_WRITTEN INSTRUCTION_
Copy each line of the material below that includes the string "місяця".

_DATA FOR PROCESSING_
━━━━━━━━━━━━━━━━━━━━━━━━━━━━━━

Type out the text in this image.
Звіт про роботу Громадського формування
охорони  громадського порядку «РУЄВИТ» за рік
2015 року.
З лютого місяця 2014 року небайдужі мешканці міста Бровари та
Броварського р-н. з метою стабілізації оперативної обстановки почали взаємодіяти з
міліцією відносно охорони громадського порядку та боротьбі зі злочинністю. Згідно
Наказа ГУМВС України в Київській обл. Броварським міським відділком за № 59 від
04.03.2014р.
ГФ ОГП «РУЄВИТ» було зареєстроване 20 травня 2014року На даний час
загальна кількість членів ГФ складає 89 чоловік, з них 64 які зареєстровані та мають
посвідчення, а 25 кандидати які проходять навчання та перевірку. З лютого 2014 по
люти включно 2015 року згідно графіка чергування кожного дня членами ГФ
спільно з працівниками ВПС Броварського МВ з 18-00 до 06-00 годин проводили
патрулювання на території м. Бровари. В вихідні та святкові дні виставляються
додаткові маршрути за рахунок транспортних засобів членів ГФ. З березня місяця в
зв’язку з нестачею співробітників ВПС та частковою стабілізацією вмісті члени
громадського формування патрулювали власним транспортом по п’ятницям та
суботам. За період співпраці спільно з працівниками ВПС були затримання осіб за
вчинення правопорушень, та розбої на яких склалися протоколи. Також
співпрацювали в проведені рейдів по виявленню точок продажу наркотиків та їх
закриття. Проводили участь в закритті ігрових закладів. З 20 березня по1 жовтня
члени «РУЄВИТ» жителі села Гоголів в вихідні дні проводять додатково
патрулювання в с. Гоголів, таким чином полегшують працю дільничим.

━━━━━━━━━━━━━━━━━━━━━━━━━━━━━━

_FULL ANSWER_
З лютого місяця 2014 року небайдужі мешканці міста Бровари та
додаткові маршрути за рахунок транспортних засобів членів ГФ. З березня місяця в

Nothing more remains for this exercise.